─── SOURCE DATA

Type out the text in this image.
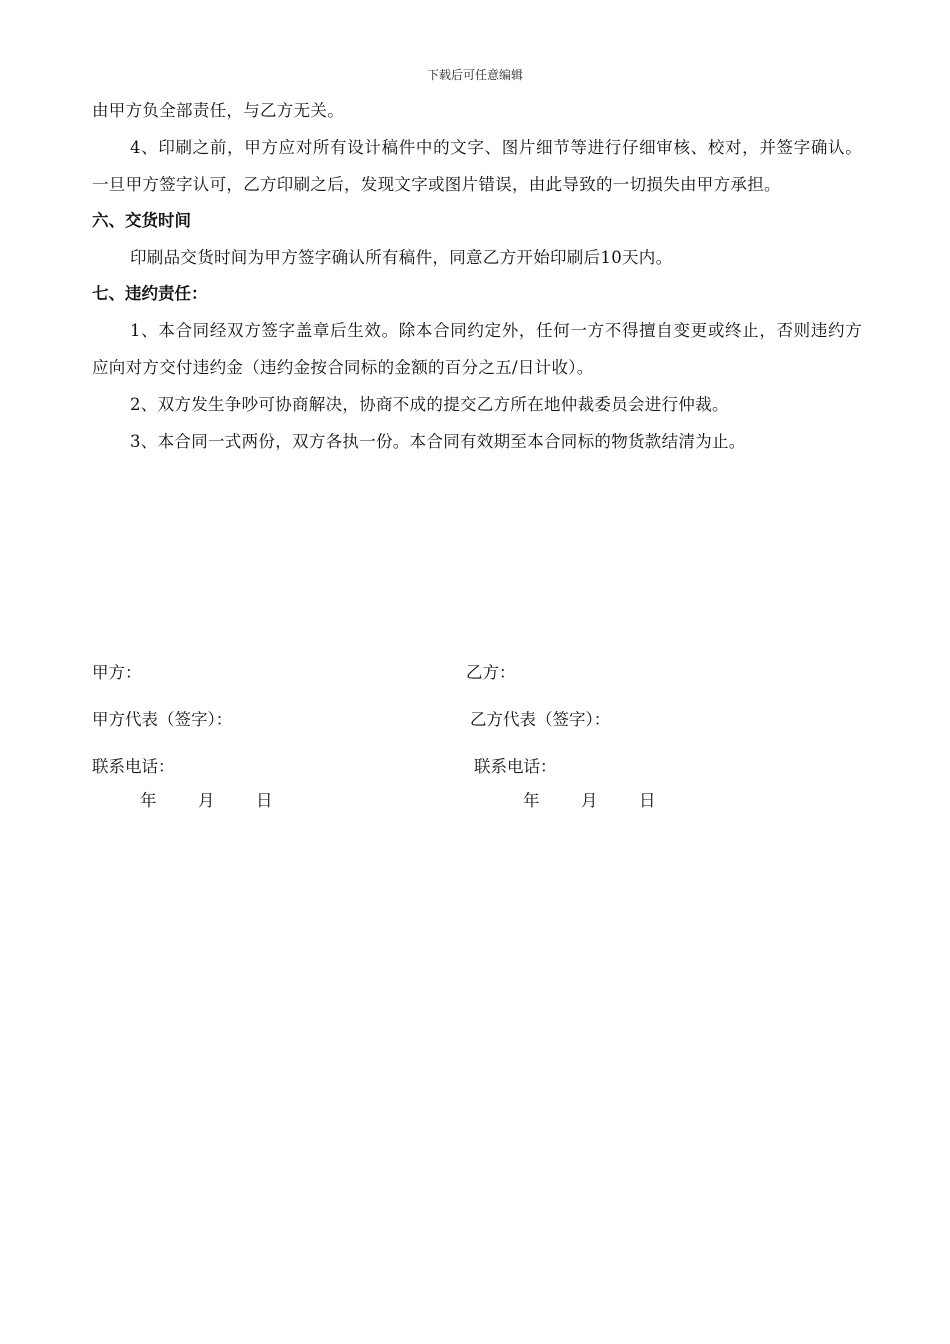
下载后可任意编辑

由甲方负全部责任，与乙方无关。

4、印刷之前，甲方应对所有设计稿件中的文字、图片细节等进行仔细审核、校对，并签字确认。一旦甲方签字认可，乙方印刷之后，发现文字或图片错误，由此导致的一切损失由甲方承担。

六、交货时间

印刷品交货时间为甲方签字确认所有稿件，同意乙方开始印刷后10天内。

七、违约责任：

1、本合同经双方签字盖章后生效。除本合同约定外，任何一方不得擅自变更或终止，否则违约方应向对方交付违约金（违约金按合同标的金额的百分之五/日计收）。

2、双方发生争吵可协商解决，协商不成的提交乙方所在地仲裁委员会进行仲裁。

3、本合同一式两份，双方各执一份。本合同有效期至本合同标的物货款结清为止。

甲方：	乙方：
甲方代表（签字）：	乙方代表（签字）：
联系电话：	联系电话：
年	月	日	年	月	日
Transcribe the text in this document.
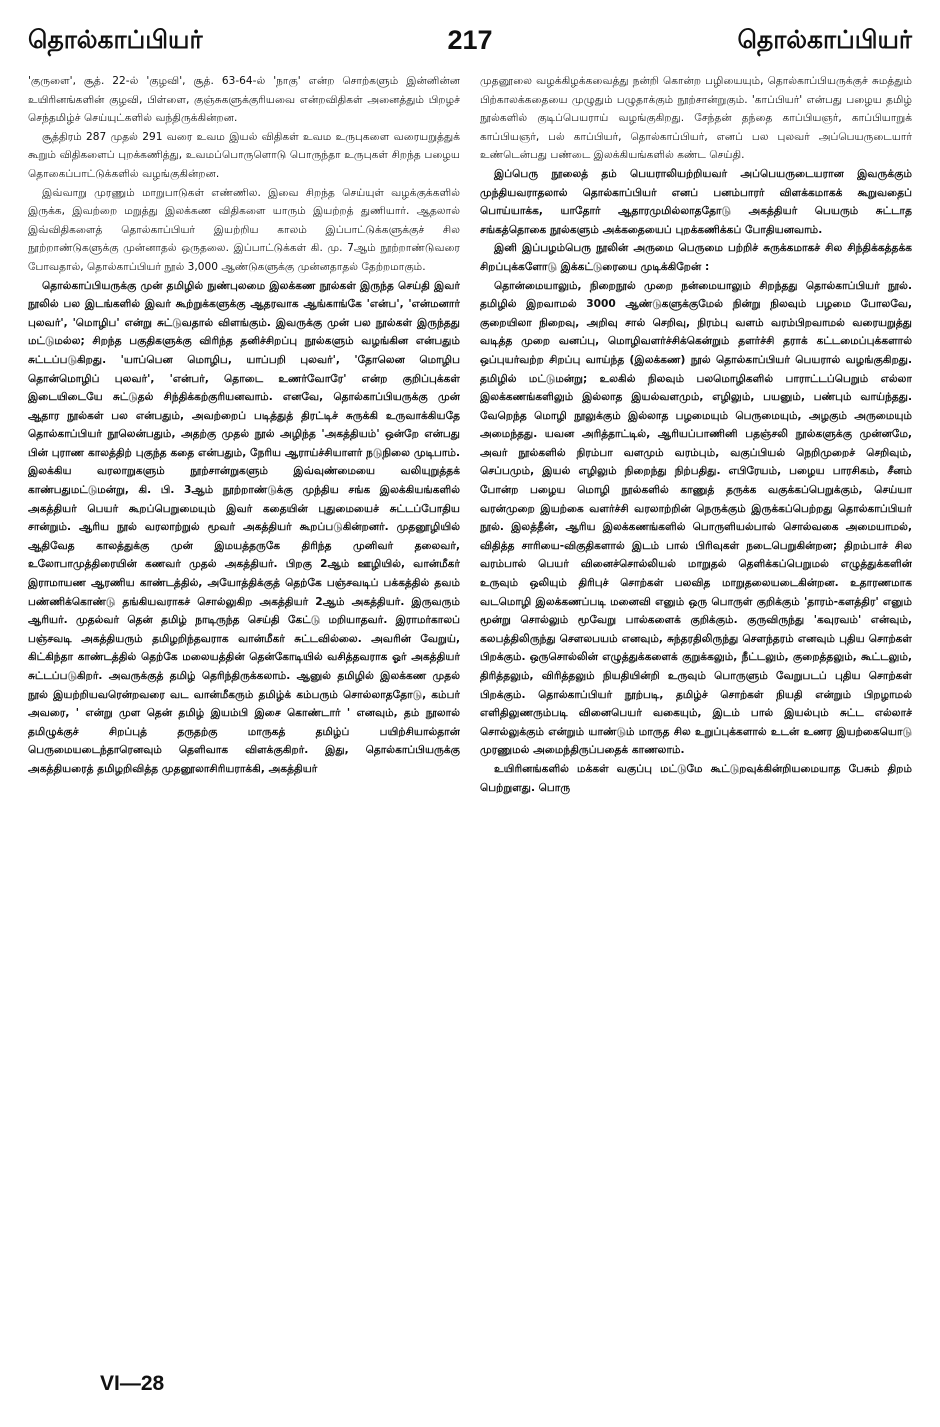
தொல்காப்பியர்	217	தொல்காப்பியர்

'குருளை', சூத். 22-ல் 'குழவி', சூத். 63-64-ல் 'நாகு' என்ற சொற்களும் இன்னின்ன உயிரினங்களின் குழவி, பிள்ளை, குஞ்சுகளுக்குரியவை என்றவிதிகள் அனைத்தும் பிறழச் செந்தமிழ்ச் செய்யுட்களில் வந்திருக்கின்றன.

சூத்திரம் 287 முதல் 291 வரை உவம இயல் விதிகள் உவம உருபுகளை வரையறுத்துக் கூறும் விதிகளைப் புறக்கணித்து, உவமப்பொருளொடு பொருந்தா உருபுகள் சிறந்த பழைய தொகைப்பாட்டுக்களில் வழங்குகின்றன.

இவ்வாறு முரணும் மாறுபாடுகள் எண்ணில. இவை சிறந்த செய்யுள் வழக்குக்களில் இருக்க, இவற்றை மறுத்து இலக்கண விதிகளை யாரும் இயற்றத் துணியார். ஆதலால் இவ்விதிகளைத் தொல்காப்பியர் இயற்றிய காலம் இப்பாட்டுக்களுக்குச் சில நூற்றாண்டுகளுக்கு முன்னாதல் ஒருதலை. இப்பாட்டுக்கள் கி. மு. 7ஆம் நூற்றாண்டுவரை போவதால், தொல்காப்பியர் நூல் 3,000 ஆண்டுகளுக்கு முன்னதாதல் தேற்றமாகும்.

தொல்காப்பியருக்கு முன் தமிழில் நுண்புலமை இலக்கண நூல்கள் இருந்த செய்தி இவர் நூலில் பல இடங்களில் இவர் கூற்றுக்களுக்கு ஆதரவாக ஆங்காங்கே 'என்ப', 'என்மனார் புலவர்', 'மொழிப' என்று சுட்டுவதால் விளங்கும். இவருக்கு முன் பல நூல்கள் இருந்தது மட்டுமல்ல; சிறந்த பகுதிகளுக்கு விரிந்த தனிச்சிறப்பு நூல்களும் வழங்கின என்பதும் சுட்டப்படுகிறது. 'யாப்பென மொழிப, யாப்பறி புலவர்', 'தோலென மொழிப தொன்மொழிப் புலவர்', 'என்பர், தொடை உணர்வோரே' என்ற குறிப்புக்கள் இடையிடையே சுட்டுதல் சிந்திக்கற்குரியனவாம். எனவே, தொல்காப்பியருக்கு முன் ஆதார நூல்கள் பல என்பதும், அவற்றைப் படித்துத் திரட்டிச் சுருக்கி உருவாக்கியதே தொல்காப்பியர் நூலென்பதும், அதற்கு முதல் நூல் அழிந்த 'அகத்தியம்' ஒன்றே என்பது பின் புராண காலத்திற் புகுந்த கதை என்பதும், நேரிய ஆராய்ச்சியாளர் நடுநிலை முடிபாம். இலக்கிய வரலாறுகளும் நூற்சான்றுகளும் இவ்வுண்மையை வலியுறுத்தக் காண்பதுமட்டுமன்று, கி. பி. 3ஆம் நூற்றாண்டுக்கு முந்திய சங்க இலக்கியங்களில் அகத்தியர் பெயர் கூறப்பெறுமையும் இவர் கதையின் புதுமையைச் சுட்டப்போதிய சான்றும். ஆரிய நூல் வரலாற்றுல் மூவர் அகத்தியர் கூறப்படுகின்றனர். முதனூழியில் ஆதிவேத காலத்துக்கு முன் இமயத்தருகே திரிந்த முனிவர் தலைவர், உலோபாமுத்திரையின் கணவர் முதல் அகத்தியர். பிறகு 2ஆம் ஊழியில், வான்மீகர் இராமாயண ஆரணிய காண்டத்தில், அயோத்திக்குத் தெற்கே பஞ்சவடிப் பக்கத்தில் தவம் பண்ணிக்கொண்டு தங்கியவராகச் சொல்லுகிற அகத்தியர் 2ஆம் அகத்தியர். இருவரும் ஆரியர். முதல்வர் தென் தமிழ் நாடிருந்த செய்தி கேட்டு மறியாதவர். இராமர்காலப் பஞ்சவடி அகத்தியரும் தமிழறிந்தவராக வான்மீகர் சுட்டவில்லை. அவரின் வேறுய், கிட்கிந்தா காண்டத்தில் தெற்கே மலையத்தின் தென்கோடியில் வசித்தவராக ஓர் அகத்தியர் சுட்டப்படுகிறர். அவருக்குத் தமிழ் தெரிந்திருக்கலாம். ஆனுல் தமிழில் இலக்கண முதல் நூல் இயற்றியவரென்றவரை வட வான்மீகரும் தமிழ்க் கம்பரும் சொல்லாததோடு, கம்பர் அவரை, ' என்று முள தென் தமிழ் இயம்பி இசை கொண்டார் ' எனவும், தம் நூலால் தமிழுக்குச் சிறப்புத் தருதற்கு மாருகத் தமிழ்ப் பயிற்சியால்தான் பெருமையடைந்தாரெனவும் தெளிவாக விளக்குகிறர். இது, தொல்காப்பியருக்கு அகத்தியரைத் தமிழறிவித்த முதனூலாசிரியராக்கி, அகத்தியர்

முதனூலை வழக்கிழக்கவைத்து நன்றி கொன்ற பழியையும், தொல்காப்பியருக்குச் சுமத்தும் பிற்காலக்கதையை முழுதும் பழுதாக்கும் நூற்சான்றுகும். 'காப்பியர்' என்பது பழைய தமிழ் நூல்களில் குடிப்பெயராய் வழங்குகிறது. சேந்தன் தந்தை காப்பியஞர், காப்பியாறுக் காப்பியஞர், பல் காப்பியர், தொல்காப்பியர், எனப் பல புலவர் அப்பெயருடையார் உண்டென்பது பண்டை இலக்கியங்களில் கண்ட செய்தி.

இப்பெரு நூலைத் தம் பெயராலியற்றியவர் அப்பெயருடையரான இவருக்கும் முந்தியவராதலால் தொல்காப்பியர் எனப் பனம்பாரர் விளக்கமாகக் கூறுவதைப் பொய்யாக்க, யாதோர் ஆதாரமுமில்லாததோடு அகத்தியர் பெயரும் சுட்டாத சங்கத்தொகை நூல்களும் அக்கதையைப் புறக்கணிக்கப் போதியனவாம்.

இனி இப்பழம்பெரு நூலின் அருமை பெருமை பற்றிச் சுருக்கமாகச் சில சிந்திக்கத்தக்க சிறப்புக்களோடு இக்கட்டுரையை முடிக்கிறேன் :

தொன்மையாலும், நிறைநூல் முறை நன்மையாலும் சிறந்தது தொல்காப்பியர் நூல். தமிழில் இறவாமல் 3000 ஆண்டுகளுக்குமேல் நின்று நிலவும் பழமை போலவே, குறையிலா நிறைவு, அறிவு சால் செறிவு, நிரம்பு வளம் வரம்பிறவாமல் வரையறுத்து வடித்த முறை வனப்பு, மொழிவளர்ச்சிக்கென்றும் தளர்ச்சி தராக் கட்டமைப்புக்களால் ஒப்புயர்வற்ற சிறப்பு வாய்ந்த (இலக்கண) நூல் தொல்காப்பியர் பெயரால் வழங்குகிறது. தமிழில் மட்டுமன்று; உலகில் நிலவும் பலமொழிகளில் பாராட்டப்பெறும் எல்லா இலக்கணங்களிலும் இல்லாத இயல்வளமும், எழிலும், பயனும், பண்பும் வாய்ந்தது. வேறெந்த மொழி நூலுக்கும் இல்லாத பழமையும் பெருமையும், அழகும் அருமையும் அமைந்தது. யவன அரித்தாட்டில், ஆரியப்பாணினி பதஞ்சலி நூல்களுக்கு முன்னமே, அவர் நூல்களில் நிரம்பா வளமும் வரம்பும், வகுப்பியல் நெறிமுறைச் செறிவும், செப்பமும், இயல் எழிலும் நிறைந்து நிற்பதிது. எபிரேயம், பழைய பாரசிகம், சீனம் போன்ற பழைய மொழி நூல்களில் காணுத் தருக்க வகுக்கப்பெறுக்கும், செய்யா வரன்முறை இயற்கை வளர்ச்சி வரலாற்றின் நெருக்கும் இருக்கப்பெற்றது தொல்காப்பியர் நூல். இலத்தீன், ஆரிய இலக்கணங்களில் பொருளியல்பால் சொல்வகை அமையாமல், விதித்த சாரியை-விகுதிகளால் இடம் பால் பிரிவுகள் நடைபெறுகின்றன; திறம்பாச் சில வரம்பால் பெயர் வினைச்சொல்லியல் மாறுதல் தெளிக்கப்பெறுமல் எழுத்துக்களின் உருவும் ஒலியும் திரிபுச் சொற்கள் பலவித மாறுதலையடைகின்றன. உதாரணமாக வடமொழி இலக்கணப்படி மனைவி எனும் ஒரு பொருள் குறிக்கும் 'தாரம்-களத்திர' எனும் மூன்று சொல்லும் மூவேறு பால்களைக் குறிக்கும். குருவிருந்து 'கவுரவம்' என்வும், கலபத்திலிருந்து சௌலபயம் எனவும், சுந்தரதிலிருந்து சௌந்தரம் எனவும் புதிய சொற்கள் பிறக்கும். ஒருசொல்லின் எழுத்துக்களைக் குறுக்கலும், நீட்டலும், குறைத்தலும், கூட்டலும், திரித்தலும், விரித்தலும் நியதியின்றி உருவும் பொருளும் வேறுபடப் புதிய சொற்கள் பிறக்கும். தொல்காப்பியர் நூற்படி, தமிழ்ச் சொற்கள் நியதி என்றும் பிறழாமல் எளிதிலுணரும்படி வினைபெயர் வகையும், இடம் பால் இயல்பும் சுட்ட எல்லாச் சொல்லுக்கும் என்றும் யாண்டும் மாருத சில உறுப்புக்களால் உடன் உணர இயற்கையொடு முரணுமல் அமைந்திருப்பதைக் காணலாம்.

உயிரினங்களில் மக்கள் வகுப்பு மட்டுமே கூட்டுறவுக்கின்றியமையாத பேசும் திறம் பெற்றுளது. பொரு

VI—28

──────

### GIVEN TASK
Search the lines above for the string "this" and copy each line that has it.

### THE SOLUTION
Type out the text in this image.
Transcribe the text in this document.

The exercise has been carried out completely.